* start *

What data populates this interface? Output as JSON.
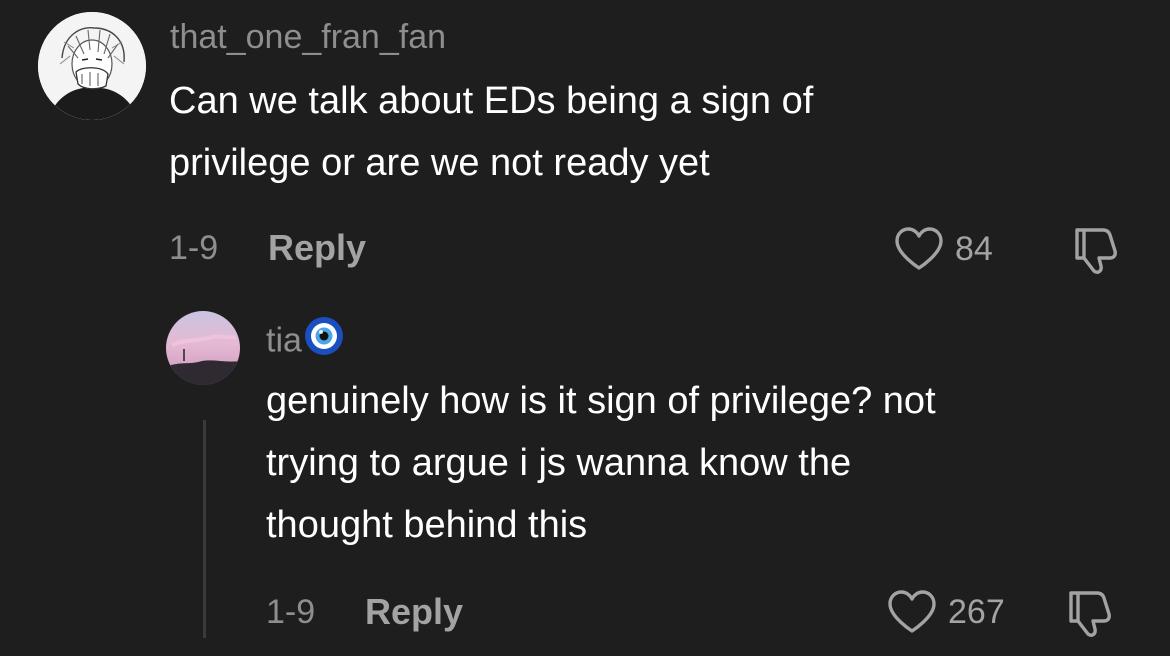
{
  "comment": {
    "username": "that_one_fran_fan",
    "text_lines": [
      "Can we talk about EDs being a sign of",
      "privilege or are we not ready yet"
    ],
    "date": "1-9",
    "reply_label": "Reply",
    "like_count": "84",
    "avatar_icon": "manga-drawing-avatar",
    "like_icon": "heart-outline-icon",
    "dislike_icon": "thumbs-down-outline-icon"
  },
  "reply": {
    "username": "tia",
    "username_emoji": "nazar-amulet-emoji",
    "text_lines": [
      "genuinely how is it sign of privilege? not",
      "trying to argue i js wanna know the",
      "thought behind this"
    ],
    "date": "1-9",
    "reply_label": "Reply",
    "like_count": "267",
    "avatar_icon": "pink-sky-photo-avatar",
    "like_icon": "heart-outline-icon",
    "dislike_icon": "thumbs-down-outline-icon"
  },
  "colors": {
    "background": "#1e1e1e",
    "primary_text": "#ffffff",
    "secondary_text": "#8e8e8e",
    "action_text": "#a3a3a3",
    "thread_line": "#3a3a3a"
  }
}
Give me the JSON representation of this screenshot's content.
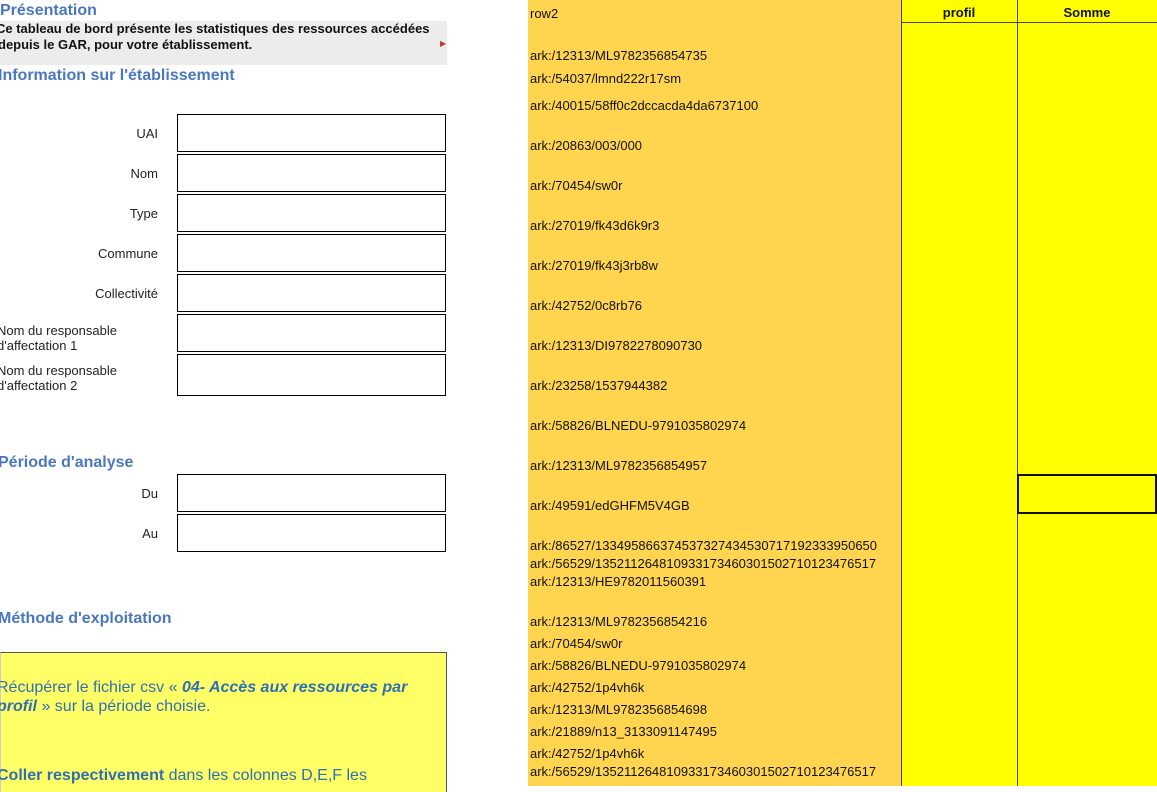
{
  "presentation": {
    "title": "Présentation",
    "text_line1": "Ce tableau de bord présente les statistiques des ressources accédées",
    "text_line2": "depuis le GAR, pour votre établissement."
  },
  "info": {
    "title": "Information sur l'établissement",
    "fields": [
      {
        "label": "UAI",
        "value": ""
      },
      {
        "label": "Nom",
        "value": ""
      },
      {
        "label": "Type",
        "value": ""
      },
      {
        "label": "Commune",
        "value": ""
      },
      {
        "label": "Collectivité",
        "value": ""
      },
      {
        "label": "Nom du responsable d'affectation 1",
        "line1": "Nom du responsable",
        "line2": "d'affectation 1",
        "value": ""
      },
      {
        "label": "Nom du responsable d'affectation 2",
        "line1": "Nom du responsable",
        "line2": "d'affectation 2",
        "value": ""
      }
    ]
  },
  "periode": {
    "title": "Période d'analyse",
    "fields": [
      {
        "label": "Du",
        "value": ""
      },
      {
        "label": "Au",
        "value": ""
      }
    ]
  },
  "methode": {
    "title": "Méthode d'exploitation",
    "step1_prefix": "Récupérer le fichier csv « ",
    "step1_emph": "04- Accès aux ressources par profil",
    "step1_suffix": " » sur la période choisie.",
    "step2_bold": "Coller respectivement",
    "step2_rest": " dans les colonnes D,E,F les"
  },
  "columns": {
    "row_header": "row2",
    "profil_header": "profil",
    "somme_header": "Somme"
  },
  "ark_rows": [
    "ark:/12313/ML9782356854735",
    "ark:/54037/lmnd222r17sm",
    "ark:/40015/58ff0c2dccacda4da6737100",
    "ark:/20863/003/000",
    "ark:/70454/sw0r",
    "ark:/27019/fk43d6k9r3",
    "ark:/27019/fk43j3rb8w",
    "ark:/42752/0c8rb76",
    "ark:/12313/DI9782278090730",
    "ark:/23258/1537944382",
    "ark:/58826/BLNEDU-9791035802974",
    "ark:/12313/ML9782356854957",
    "ark:/49591/edGHFM5V4GB",
    "ark:/86527/1334958663745373274345307171923339506​50",
    "ark:/56529/135211264810933173460301502710123476517",
    "ark:/12313/HE9782011560391",
    "ark:/12313/ML9782356854216",
    "ark:/70454/sw0r",
    "ark:/58826/BLNEDU-9791035802974",
    "ark:/42752/1p4vh6k",
    "ark:/12313/ML9782356854698",
    "ark:/21889/n13_3133091147495",
    "ark:/42752/1p4vh6k",
    "ark:/56529/135211264810933173460301502710123476517"
  ],
  "colors": {
    "heading": "#4a77c0",
    "orange_column": "#ffd54f",
    "yellow_column": "#ffff00"
  }
}
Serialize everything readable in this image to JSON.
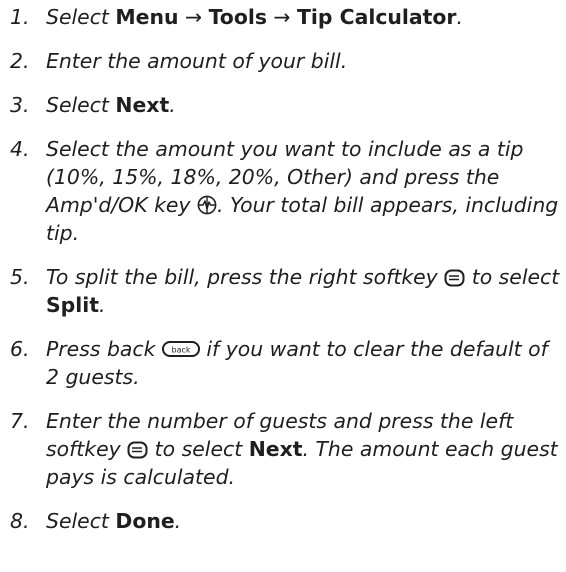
{
  "steps": [
    {
      "num": "1.",
      "parts": {
        "a": "Select ",
        "b1": "Menu",
        "arrow1": " → ",
        "b2": "Tools",
        "arrow2": " → ",
        "b3": "Tip Calculator",
        "end": "."
      }
    },
    {
      "num": "2.",
      "text": "Enter the amount of your bill."
    },
    {
      "num": "3.",
      "parts": {
        "a": "Select ",
        "b1": "Next",
        "end": "."
      }
    },
    {
      "num": "4.",
      "parts": {
        "a": "Select the amount you want to include as a tip (10%, 15%, 18%, 20%, Other) and press the Amp'd/OK key ",
        "end": ". Your total bill appears, including tip."
      }
    },
    {
      "num": "5.",
      "parts": {
        "a": "To split the bill, press the right softkey ",
        "mid": " to select ",
        "b1": "Split",
        "end": "."
      }
    },
    {
      "num": "6.",
      "parts": {
        "a": "Press back ",
        "end": " if you want to clear the default of 2 guests."
      }
    },
    {
      "num": "7.",
      "parts": {
        "a": "Enter the number of guests and press the left softkey ",
        "mid": " to select ",
        "b1": "Next",
        "end": ". The amount each guest pays is calculated."
      }
    },
    {
      "num": "8.",
      "parts": {
        "a": "Select ",
        "b1": "Done",
        "end": "."
      }
    }
  ],
  "icons": {
    "ok_key": "amp-ok-key-icon",
    "right_softkey": "right-softkey-icon",
    "back_key": "back-key-icon",
    "back_key_label": "back",
    "left_softkey": "left-softkey-icon"
  }
}
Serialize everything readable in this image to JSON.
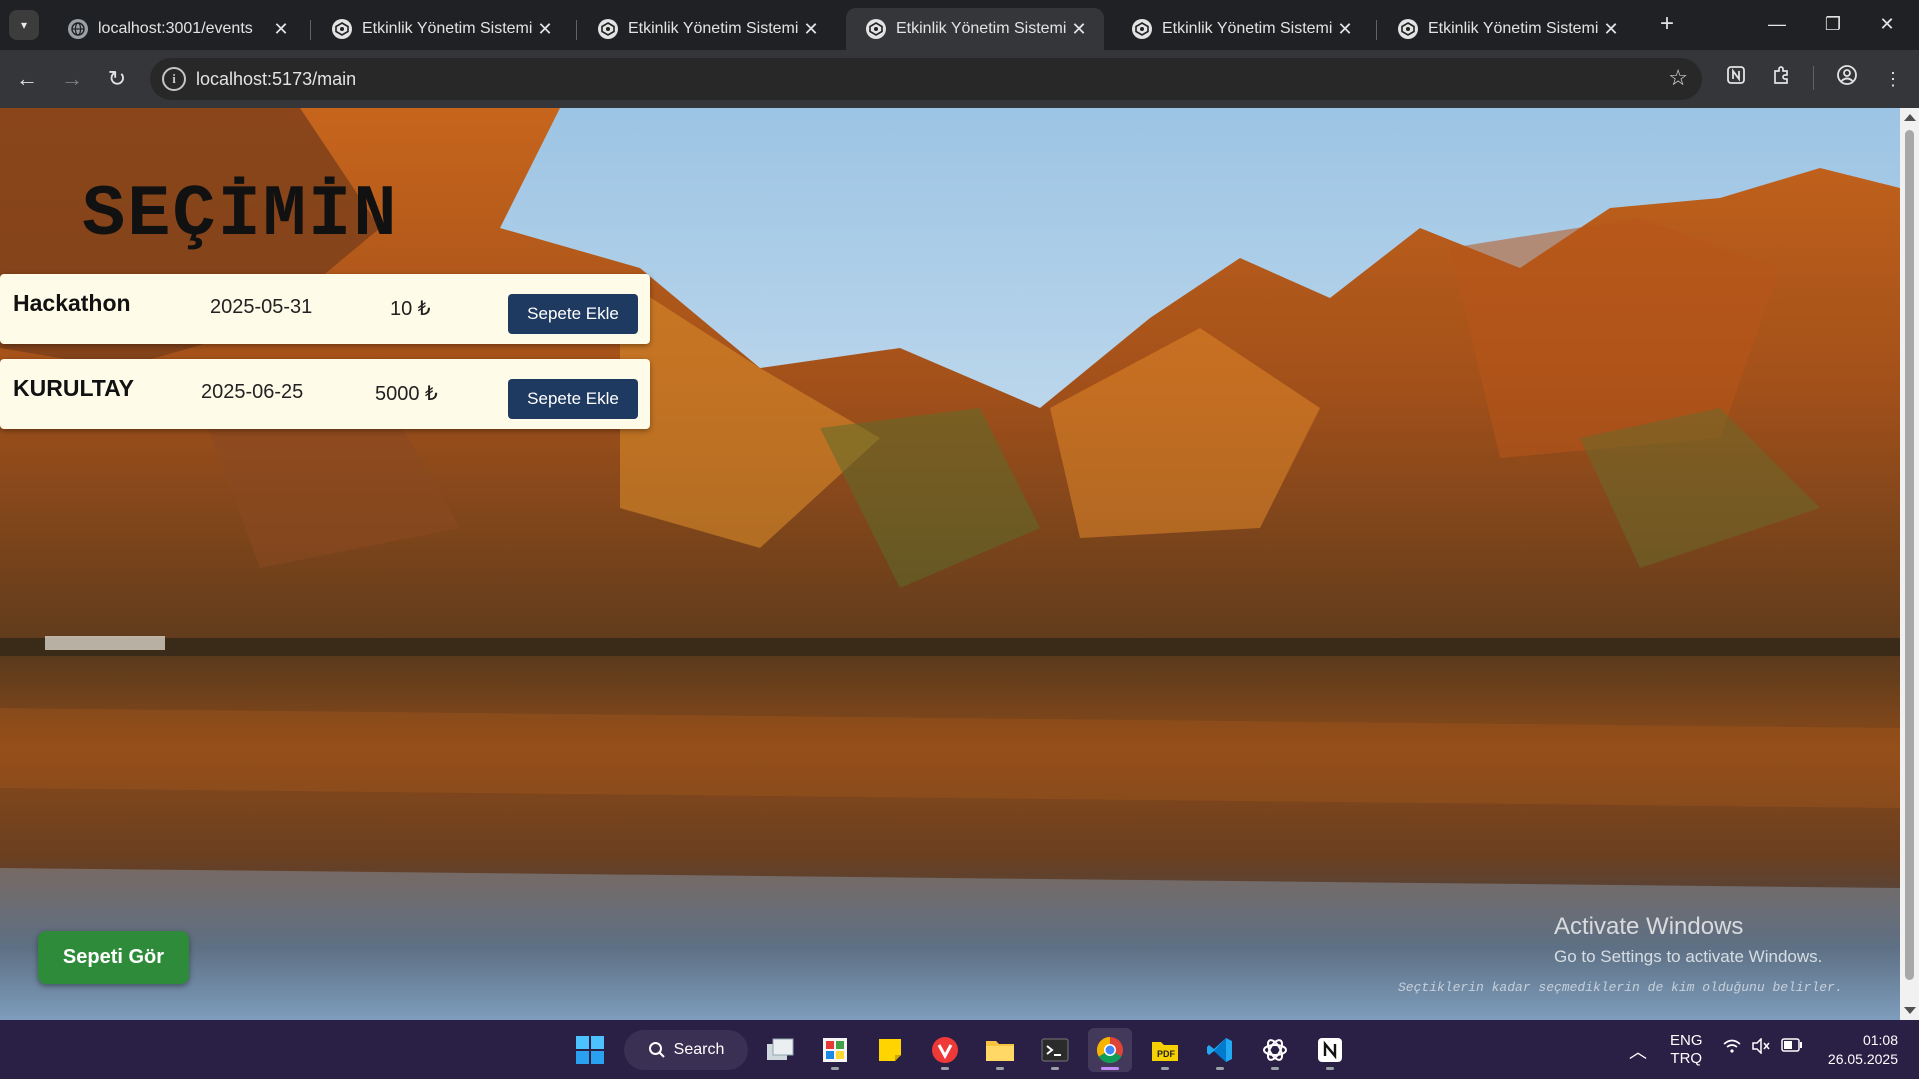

* end *

Go through the listing above and quote it exactly, apart from its images.

> Exercise solution
What data populates this interface? Output as JSON.
{
  "comment": {
    "username": "that_one_fran_fan",
    "text_lines": [
      "Can we talk about EDs being a sign of",
      "privilege or are we not ready yet"
    ],
    "date": "1-9",
    "reply_label": "Reply",
    "like_count": "84",
    "avatar_icon": "manga-drawing-avatar",
    "like_icon": "heart-outline-icon",
    "dislike_icon": "thumbs-down-outline-icon"
  },
  "reply": {
    "username": "tia",
    "username_emoji": "nazar-amulet-emoji",
    "text_lines": [
      "genuinely how is it sign of privilege? not",
      "trying to argue i js wanna know the",
      "thought behind this"
    ],
    "date": "1-9",
    "reply_label": "Reply",
    "like_count": "267",
    "avatar_icon": "pink-sky-photo-avatar",
    "like_icon": "heart-outline-icon",
    "dislike_icon": "thumbs-down-outline-icon"
  },
  "colors": {
    "background": "#1e1e1e",
    "primary_text": "#ffffff",
    "secondary_text": "#8e8e8e",
    "action_text": "#a3a3a3",
    "thread_line": "#3a3a3a"
  }
}
Give me the JSON representation of this screenshot's content.
{
  "presentation": {
    "title": "Présentation",
    "text_line1": "Ce tableau de bord présente les statistiques des ressources accédées",
    "text_line2": "depuis le GAR, pour votre établissement."
  },
  "info": {
    "title": "Information sur l'établissement",
    "fields": [
      {
        "label": "UAI",
        "value": ""
      },
      {
        "label": "Nom",
        "value": ""
      },
      {
        "label": "Type",
        "value": ""
      },
      {
        "label": "Commune",
        "value": ""
      },
      {
        "label": "Collectivité",
        "value": ""
      },
      {
        "label": "Nom du responsable d'affectation 1",
        "line1": "Nom du responsable",
        "line2": "d'affectation 1",
        "value": ""
      },
      {
        "label": "Nom du responsable d'affectation 2",
        "line1": "Nom du responsable",
        "line2": "d'affectation 2",
        "value": ""
      }
    ]
  },
  "periode": {
    "title": "Période d'analyse",
    "fields": [
      {
        "label": "Du",
        "value": ""
      },
      {
        "label": "Au",
        "value": ""
      }
    ]
  },
  "methode": {
    "title": "Méthode d'exploitation",
    "step1_prefix": "Récupérer le fichier csv « ",
    "step1_emph": "04- Accès aux ressources par profil",
    "step1_suffix": " » sur la période choisie.",
    "step2_bold": "Coller respectivement",
    "step2_rest": " dans les colonnes D,E,F les"
  },
  "columns": {
    "row_header": "row2",
    "profil_header": "profil",
    "somme_header": "Somme"
  },
  "ark_rows": [
    "ark:/12313/ML9782356854735",
    "ark:/54037/lmnd222r17sm",
    "ark:/40015/58ff0c2dccacda4da6737100",
    "ark:/20863/003/000",
    "ark:/70454/sw0r",
    "ark:/27019/fk43d6k9r3",
    "ark:/27019/fk43j3rb8w",
    "ark:/42752/0c8rb76",
    "ark:/12313/DI9782278090730",
    "ark:/23258/1537944382",
    "ark:/58826/BLNEDU-9791035802974",
    "ark:/12313/ML9782356854957",
    "ark:/49591/edGHFM5V4GB",
    "ark:/86527/1334958663745373274345307171923339506​50",
    "ark:/56529/135211264810933173460301502710123476517",
    "ark:/12313/HE9782011560391",
    "ark:/12313/ML9782356854216",
    "ark:/70454/sw0r",
    "ark:/58826/BLNEDU-9791035802974",
    "ark:/42752/1p4vh6k",
    "ark:/12313/ML9782356854698",
    "ark:/21889/n13_3133091147495",
    "ark:/42752/1p4vh6k",
    "ark:/56529/135211264810933173460301502710123476517"
  ],
  "colors": {
    "heading": "#4a77c0",
    "orange_column": "#ffd54f",
    "yellow_column": "#ffff00"
  }
}
Serialize everything readable in this image to JSON.
{
  "steps": [
    {
      "num": "1.",
      "parts": {
        "a": "Select ",
        "b1": "Menu",
        "arrow1": " → ",
        "b2": "Tools",
        "arrow2": " → ",
        "b3": "Tip Calculator",
        "end": "."
      }
    },
    {
      "num": "2.",
      "text": "Enter the amount of your bill."
    },
    {
      "num": "3.",
      "parts": {
        "a": "Select ",
        "b1": "Next",
        "end": "."
      }
    },
    {
      "num": "4.",
      "parts": {
        "a": "Select the amount you want to include as a tip (10%, 15%, 18%, 20%, Other) and press the Amp'd/OK key ",
        "end": ". Your total bill appears, including tip."
      }
    },
    {
      "num": "5.",
      "parts": {
        "a": "To split the bill, press the right softkey ",
        "mid": " to select ",
        "b1": "Split",
        "end": "."
      }
    },
    {
      "num": "6.",
      "parts": {
        "a": "Press back ",
        "end": " if you want to clear the default of 2 guests."
      }
    },
    {
      "num": "7.",
      "parts": {
        "a": "Enter the number of guests and press the left softkey ",
        "mid": " to select ",
        "b1": "Next",
        "end": ". The amount each guest pays is calculated."
      }
    },
    {
      "num": "8.",
      "parts": {
        "a": "Select ",
        "b1": "Done",
        "end": "."
      }
    }
  ],
  "icons": {
    "ok_key": "amp-ok-key-icon",
    "right_softkey": "right-softkey-icon",
    "back_key": "back-key-icon",
    "back_key_label": "back",
    "left_softkey": "left-softkey-icon"
  }
}
Serialize everything readable in this image to JSON.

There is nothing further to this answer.